• _Part of a data file_
┄┄┄┄┄┄┄┄┄┄

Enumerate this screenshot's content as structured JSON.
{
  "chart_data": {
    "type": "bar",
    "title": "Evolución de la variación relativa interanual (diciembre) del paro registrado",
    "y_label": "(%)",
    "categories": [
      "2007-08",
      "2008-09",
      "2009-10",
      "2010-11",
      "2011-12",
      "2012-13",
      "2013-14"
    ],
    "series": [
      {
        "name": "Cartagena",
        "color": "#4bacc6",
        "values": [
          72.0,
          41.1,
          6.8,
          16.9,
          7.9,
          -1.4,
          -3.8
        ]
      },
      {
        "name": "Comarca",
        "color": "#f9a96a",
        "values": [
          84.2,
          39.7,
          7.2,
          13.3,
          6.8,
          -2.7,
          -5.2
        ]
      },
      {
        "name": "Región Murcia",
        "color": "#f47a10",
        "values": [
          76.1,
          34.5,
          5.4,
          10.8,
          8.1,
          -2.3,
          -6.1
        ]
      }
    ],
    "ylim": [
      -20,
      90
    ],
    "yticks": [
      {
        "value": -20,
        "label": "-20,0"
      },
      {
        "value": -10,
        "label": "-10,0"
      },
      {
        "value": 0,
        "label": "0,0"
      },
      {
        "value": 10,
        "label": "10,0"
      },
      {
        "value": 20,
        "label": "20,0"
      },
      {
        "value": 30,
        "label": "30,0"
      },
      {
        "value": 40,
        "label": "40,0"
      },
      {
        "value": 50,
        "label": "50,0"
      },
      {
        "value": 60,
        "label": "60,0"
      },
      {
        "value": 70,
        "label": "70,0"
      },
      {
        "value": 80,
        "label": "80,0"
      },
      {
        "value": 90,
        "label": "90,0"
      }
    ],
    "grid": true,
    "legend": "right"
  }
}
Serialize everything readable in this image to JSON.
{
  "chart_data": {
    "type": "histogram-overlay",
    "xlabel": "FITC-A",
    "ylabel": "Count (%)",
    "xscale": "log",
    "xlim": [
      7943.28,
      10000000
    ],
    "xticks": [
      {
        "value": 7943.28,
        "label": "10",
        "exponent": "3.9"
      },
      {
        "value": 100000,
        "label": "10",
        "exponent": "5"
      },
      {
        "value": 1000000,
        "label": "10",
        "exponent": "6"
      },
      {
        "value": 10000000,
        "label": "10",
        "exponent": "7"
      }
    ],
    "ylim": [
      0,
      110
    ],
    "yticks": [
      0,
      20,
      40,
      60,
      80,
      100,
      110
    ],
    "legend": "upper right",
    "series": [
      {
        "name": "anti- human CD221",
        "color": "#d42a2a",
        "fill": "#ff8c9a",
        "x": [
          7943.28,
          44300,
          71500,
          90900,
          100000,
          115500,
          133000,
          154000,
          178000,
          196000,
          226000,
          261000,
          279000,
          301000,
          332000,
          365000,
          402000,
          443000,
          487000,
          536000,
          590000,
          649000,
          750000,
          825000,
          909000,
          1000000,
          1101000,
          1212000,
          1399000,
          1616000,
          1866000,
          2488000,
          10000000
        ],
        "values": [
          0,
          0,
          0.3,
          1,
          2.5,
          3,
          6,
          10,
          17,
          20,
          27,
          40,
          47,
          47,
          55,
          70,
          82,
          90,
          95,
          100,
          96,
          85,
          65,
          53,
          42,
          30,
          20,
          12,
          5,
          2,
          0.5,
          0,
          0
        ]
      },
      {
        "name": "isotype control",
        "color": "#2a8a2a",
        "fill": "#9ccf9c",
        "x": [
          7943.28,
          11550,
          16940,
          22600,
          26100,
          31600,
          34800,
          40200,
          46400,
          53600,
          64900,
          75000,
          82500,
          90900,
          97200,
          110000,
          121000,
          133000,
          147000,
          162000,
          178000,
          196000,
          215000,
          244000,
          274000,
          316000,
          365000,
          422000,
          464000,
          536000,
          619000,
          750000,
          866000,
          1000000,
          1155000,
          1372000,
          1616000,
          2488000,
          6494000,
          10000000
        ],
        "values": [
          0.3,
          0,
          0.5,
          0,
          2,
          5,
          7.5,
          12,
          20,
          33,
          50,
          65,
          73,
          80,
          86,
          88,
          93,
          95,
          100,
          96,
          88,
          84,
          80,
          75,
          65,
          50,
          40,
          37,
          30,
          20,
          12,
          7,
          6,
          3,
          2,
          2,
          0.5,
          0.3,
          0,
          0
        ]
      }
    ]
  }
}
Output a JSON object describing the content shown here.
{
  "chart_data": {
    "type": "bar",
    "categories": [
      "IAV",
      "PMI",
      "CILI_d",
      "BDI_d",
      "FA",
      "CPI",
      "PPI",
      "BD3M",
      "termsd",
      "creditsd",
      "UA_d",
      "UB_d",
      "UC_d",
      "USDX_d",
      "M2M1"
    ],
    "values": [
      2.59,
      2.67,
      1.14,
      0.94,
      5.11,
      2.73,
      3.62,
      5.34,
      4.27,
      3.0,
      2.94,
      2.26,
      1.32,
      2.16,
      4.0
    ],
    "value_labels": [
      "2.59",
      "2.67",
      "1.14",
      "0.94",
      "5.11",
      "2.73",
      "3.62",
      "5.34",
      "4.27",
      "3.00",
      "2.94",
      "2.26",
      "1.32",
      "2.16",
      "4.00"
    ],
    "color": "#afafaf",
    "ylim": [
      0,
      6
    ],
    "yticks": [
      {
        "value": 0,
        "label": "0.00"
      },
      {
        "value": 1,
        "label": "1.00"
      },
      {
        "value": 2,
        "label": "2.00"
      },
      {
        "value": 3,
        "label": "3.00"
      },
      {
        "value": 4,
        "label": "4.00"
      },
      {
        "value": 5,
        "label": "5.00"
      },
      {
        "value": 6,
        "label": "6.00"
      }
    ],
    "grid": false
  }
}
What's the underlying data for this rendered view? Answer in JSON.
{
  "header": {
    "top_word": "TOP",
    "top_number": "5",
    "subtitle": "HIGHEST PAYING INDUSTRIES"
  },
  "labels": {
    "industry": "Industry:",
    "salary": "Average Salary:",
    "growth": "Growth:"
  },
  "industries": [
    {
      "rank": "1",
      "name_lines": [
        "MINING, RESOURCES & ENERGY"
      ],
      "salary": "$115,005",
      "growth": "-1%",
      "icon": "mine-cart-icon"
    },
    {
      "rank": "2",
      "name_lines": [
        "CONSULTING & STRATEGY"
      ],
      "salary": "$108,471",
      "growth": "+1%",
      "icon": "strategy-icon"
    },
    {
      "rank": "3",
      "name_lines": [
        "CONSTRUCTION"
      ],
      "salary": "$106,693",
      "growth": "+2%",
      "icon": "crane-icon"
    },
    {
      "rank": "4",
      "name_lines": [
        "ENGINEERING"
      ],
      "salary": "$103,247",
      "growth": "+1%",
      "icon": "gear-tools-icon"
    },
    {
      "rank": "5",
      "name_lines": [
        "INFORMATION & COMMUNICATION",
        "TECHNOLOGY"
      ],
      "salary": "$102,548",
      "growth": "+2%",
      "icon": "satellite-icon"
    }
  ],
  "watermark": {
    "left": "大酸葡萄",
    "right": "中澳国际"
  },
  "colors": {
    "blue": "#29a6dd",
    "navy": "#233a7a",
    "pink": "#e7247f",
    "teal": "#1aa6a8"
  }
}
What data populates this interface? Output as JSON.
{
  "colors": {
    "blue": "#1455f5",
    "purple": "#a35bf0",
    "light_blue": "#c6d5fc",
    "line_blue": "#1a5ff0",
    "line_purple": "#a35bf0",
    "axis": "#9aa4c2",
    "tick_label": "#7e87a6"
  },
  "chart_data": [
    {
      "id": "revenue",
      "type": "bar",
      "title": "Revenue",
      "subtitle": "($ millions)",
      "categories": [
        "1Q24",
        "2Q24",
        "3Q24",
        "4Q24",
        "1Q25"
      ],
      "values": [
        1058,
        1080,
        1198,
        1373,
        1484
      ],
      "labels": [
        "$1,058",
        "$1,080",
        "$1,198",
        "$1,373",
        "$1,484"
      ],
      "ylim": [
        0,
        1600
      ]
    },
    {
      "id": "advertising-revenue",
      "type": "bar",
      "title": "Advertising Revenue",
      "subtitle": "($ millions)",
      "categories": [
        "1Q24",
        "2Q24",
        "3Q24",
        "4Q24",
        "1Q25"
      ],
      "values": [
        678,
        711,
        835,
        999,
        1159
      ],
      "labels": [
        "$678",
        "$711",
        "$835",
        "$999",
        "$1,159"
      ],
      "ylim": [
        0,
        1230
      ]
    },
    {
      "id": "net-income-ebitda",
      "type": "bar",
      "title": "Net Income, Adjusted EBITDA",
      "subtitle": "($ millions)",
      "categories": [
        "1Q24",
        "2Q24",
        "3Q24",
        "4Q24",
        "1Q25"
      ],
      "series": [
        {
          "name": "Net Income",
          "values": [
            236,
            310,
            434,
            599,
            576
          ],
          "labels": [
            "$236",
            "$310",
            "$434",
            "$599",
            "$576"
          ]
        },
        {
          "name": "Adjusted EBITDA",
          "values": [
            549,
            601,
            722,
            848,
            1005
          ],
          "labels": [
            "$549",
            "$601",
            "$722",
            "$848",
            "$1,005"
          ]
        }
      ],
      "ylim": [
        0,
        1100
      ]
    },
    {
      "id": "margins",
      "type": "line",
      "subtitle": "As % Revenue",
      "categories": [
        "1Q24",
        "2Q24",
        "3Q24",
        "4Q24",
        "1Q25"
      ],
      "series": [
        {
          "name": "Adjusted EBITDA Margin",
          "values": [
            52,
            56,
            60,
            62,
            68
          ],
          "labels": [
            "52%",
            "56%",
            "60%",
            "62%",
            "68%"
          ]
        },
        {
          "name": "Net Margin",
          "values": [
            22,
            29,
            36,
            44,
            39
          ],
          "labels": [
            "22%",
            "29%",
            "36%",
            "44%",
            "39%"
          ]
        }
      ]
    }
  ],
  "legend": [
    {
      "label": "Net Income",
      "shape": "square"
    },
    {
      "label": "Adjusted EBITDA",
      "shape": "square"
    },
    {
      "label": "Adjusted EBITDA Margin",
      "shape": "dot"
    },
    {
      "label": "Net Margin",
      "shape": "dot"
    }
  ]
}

┄┄┄┄┄┄┄┄┄┄

• _Task directions_
From the listing, copy each line containing the word "What".

• _Written solution_
What's the underlying data for this rendered view? Answer in JSON.
What data populates this interface? Output as JSON.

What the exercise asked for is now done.